Dataset rows about figures:
***
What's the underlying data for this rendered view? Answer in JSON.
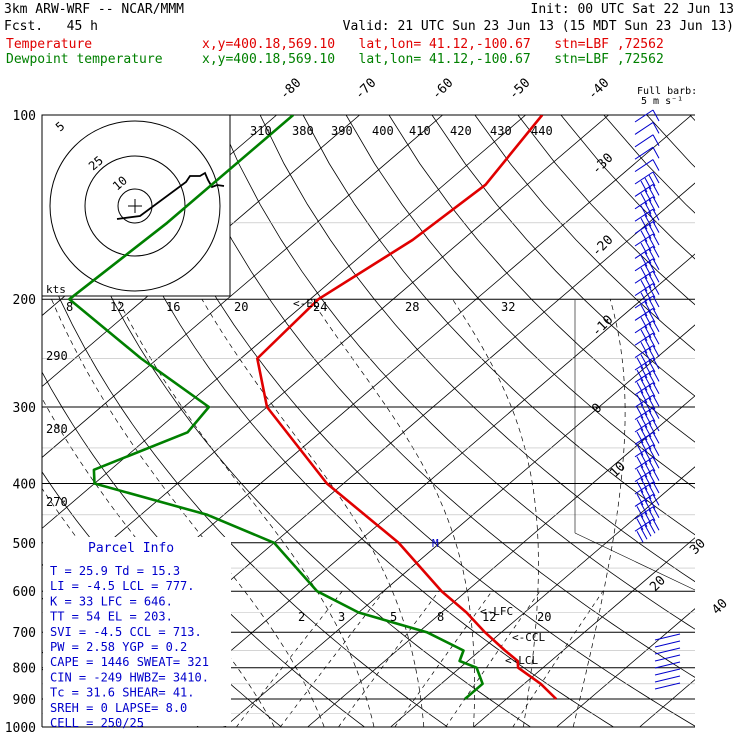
{
  "header": {
    "model": "3km ARW-WRF -- NCAR/MMM",
    "init": "Init: 00 UTC Sat 22 Jun 13",
    "fcst": "Fcst.   45 h",
    "valid": "Valid: 21 UTC Sun 23 Jun 13 (15 MDT Sun 23 Jun 13)",
    "temp_label": "Temperature",
    "dew_label": "Dewpoint temperature",
    "loc": "x,y=400.18,569.10   lat,lon= 41.12,-100.67   stn=LBF ,72562",
    "red": "#e00000",
    "green": "#008000"
  },
  "chart_data": {
    "type": "line",
    "title": "",
    "ylabel": "",
    "pressure_levels": [
      "100",
      "200",
      "300",
      "400",
      "500",
      "600",
      "700",
      "800",
      "900",
      "1000"
    ],
    "isotherm_labels": [
      "-80",
      "-70",
      "-60",
      "-50",
      "-40",
      "-30",
      "-20",
      "-10",
      "0",
      "10",
      "20",
      "30",
      "40"
    ],
    "theta_labels": [
      "310",
      "380",
      "390",
      "400",
      "410",
      "420",
      "430",
      "440"
    ],
    "theta_left_labels": [
      "290",
      "280",
      "270"
    ],
    "mixing_ratio_labels": [
      "2",
      "3",
      "5",
      "8",
      "12",
      "20"
    ],
    "hodo_axis_labels": [
      "8",
      "12",
      "16",
      "20",
      "24",
      "28",
      "32"
    ],
    "hodo_ring_labels": [
      "5",
      "25",
      "10"
    ],
    "kts_label": "kts",
    "full_barb": "Full barb:",
    "full_barb_unit": "5 m s⁻¹",
    "level_markers": [
      {
        "label": "<-LFC",
        "pressure": 646
      },
      {
        "label": "<-CCL",
        "pressure": 713
      },
      {
        "label": "<-LCL",
        "pressure": 777
      },
      {
        "label": "<-EL",
        "pressure": 203
      },
      {
        "label": "M",
        "pressure": 500
      }
    ],
    "series": [
      {
        "name": "Temperature",
        "points": [
          [
            100,
            -58
          ],
          [
            130,
            -55
          ],
          [
            160,
            -56
          ],
          [
            200,
            -59
          ],
          [
            250,
            -58
          ],
          [
            300,
            -50
          ],
          [
            400,
            -32
          ],
          [
            500,
            -15
          ],
          [
            600,
            -3
          ],
          [
            650,
            3
          ],
          [
            700,
            8
          ],
          [
            750,
            13
          ],
          [
            780,
            16
          ],
          [
            800,
            17
          ],
          [
            850,
            22
          ],
          [
            900,
            26
          ]
        ]
      },
      {
        "name": "Dewpoint temperature",
        "points": [
          [
            100,
            -88
          ],
          [
            150,
            -88
          ],
          [
            200,
            -89
          ],
          [
            250,
            -72
          ],
          [
            300,
            -57
          ],
          [
            330,
            -56
          ],
          [
            380,
            -62
          ],
          [
            400,
            -60
          ],
          [
            450,
            -42
          ],
          [
            500,
            -30
          ],
          [
            600,
            -18
          ],
          [
            650,
            -10
          ],
          [
            700,
            1
          ],
          [
            750,
            8
          ],
          [
            780,
            9
          ],
          [
            800,
            12
          ],
          [
            850,
            15
          ],
          [
            900,
            15
          ]
        ]
      }
    ]
  },
  "parcel": {
    "title": "Parcel Info",
    "rows": [
      "T   =    25.9  Td =  15.3",
      "LI  =    -4.5  LCL =  777.",
      "K   =      33  LFC =  646.",
      "TT  =      54  EL  =  203.",
      "SVI =    -4.5  CCL =  713.",
      "PW  =    2.58  YGP =   0.2",
      "CAPE =   1446  SWEAT=  321",
      "CIN  =   -249  HWBZ= 3410.",
      "Tc  =    31.6  SHEAR=  41.",
      "SREH =      0  LAPSE=  8.0",
      "CELL = 250/25"
    ]
  }
}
***
* [Stated task] Return each line exactly as written. Any picture gets left out.

* [Exercise solution]
What's the underlying data for this rendered view? Answer in JSON.
{
  "header": {
    "model": "3km ARW-WRF -- NCAR/MMM",
    "init": "Init: 00 UTC Sat 22 Jun 13",
    "fcst": "Fcst.   45 h",
    "valid": "Valid: 21 UTC Sun 23 Jun 13 (15 MDT Sun 23 Jun 13)",
    "temp_label": "Temperature",
    "dew_label": "Dewpoint temperature",
    "loc": "x,y=400.18,569.10   lat,lon= 41.12,-100.67   stn=LBF ,72562",
    "red": "#e00000",
    "green": "#008000"
  },
  "chart_data": {
    "type": "line",
    "title": "",
    "ylabel": "",
    "pressure_levels": [
      "100",
      "200",
      "300",
      "400",
      "500",
      "600",
      "700",
      "800",
      "900",
      "1000"
    ],
    "isotherm_labels": [
      "-80",
      "-70",
      "-60",
      "-50",
      "-40",
      "-30",
      "-20",
      "-10",
      "0",
      "10",
      "20",
      "30",
      "40"
    ],
    "theta_labels": [
      "310",
      "380",
      "390",
      "400",
      "410",
      "420",
      "430",
      "440"
    ],
    "theta_left_labels": [
      "290",
      "280",
      "270"
    ],
    "mixing_ratio_labels": [
      "2",
      "3",
      "5",
      "8",
      "12",
      "20"
    ],
    "hodo_axis_labels": [
      "8",
      "12",
      "16",
      "20",
      "24",
      "28",
      "32"
    ],
    "hodo_ring_labels": [
      "5",
      "25",
      "10"
    ],
    "kts_label": "kts",
    "full_barb": "Full barb:",
    "full_barb_unit": "5 m s⁻¹",
    "level_markers": [
      {
        "label": "<-LFC",
        "pressure": 646
      },
      {
        "label": "<-CCL",
        "pressure": 713
      },
      {
        "label": "<-LCL",
        "pressure": 777
      },
      {
        "label": "<-EL",
        "pressure": 203
      },
      {
        "label": "M",
        "pressure": 500
      }
    ],
    "series": [
      {
        "name": "Temperature",
        "points": [
          [
            100,
            -58
          ],
          [
            130,
            -55
          ],
          [
            160,
            -56
          ],
          [
            200,
            -59
          ],
          [
            250,
            -58
          ],
          [
            300,
            -50
          ],
          [
            400,
            -32
          ],
          [
            500,
            -15
          ],
          [
            600,
            -3
          ],
          [
            650,
            3
          ],
          [
            700,
            8
          ],
          [
            750,
            13
          ],
          [
            780,
            16
          ],
          [
            800,
            17
          ],
          [
            850,
            22
          ],
          [
            900,
            26
          ]
        ]
      },
      {
        "name": "Dewpoint temperature",
        "points": [
          [
            100,
            -88
          ],
          [
            150,
            -88
          ],
          [
            200,
            -89
          ],
          [
            250,
            -72
          ],
          [
            300,
            -57
          ],
          [
            330,
            -56
          ],
          [
            380,
            -62
          ],
          [
            400,
            -60
          ],
          [
            450,
            -42
          ],
          [
            500,
            -30
          ],
          [
            600,
            -18
          ],
          [
            650,
            -10
          ],
          [
            700,
            1
          ],
          [
            750,
            8
          ],
          [
            780,
            9
          ],
          [
            800,
            12
          ],
          [
            850,
            15
          ],
          [
            900,
            15
          ]
        ]
      }
    ]
  },
  "parcel": {
    "title": "Parcel Info",
    "rows": [
      "T   =    25.9  Td =  15.3",
      "LI  =    -4.5  LCL =  777.",
      "K   =      33  LFC =  646.",
      "TT  =      54  EL  =  203.",
      "SVI =    -4.5  CCL =  713.",
      "PW  =    2.58  YGP =   0.2",
      "CAPE =   1446  SWEAT=  321",
      "CIN  =   -249  HWBZ= 3410.",
      "Tc  =    31.6  SHEAR=  41.",
      "SREH =      0  LAPSE=  8.0",
      "CELL = 250/25"
    ]
  }
}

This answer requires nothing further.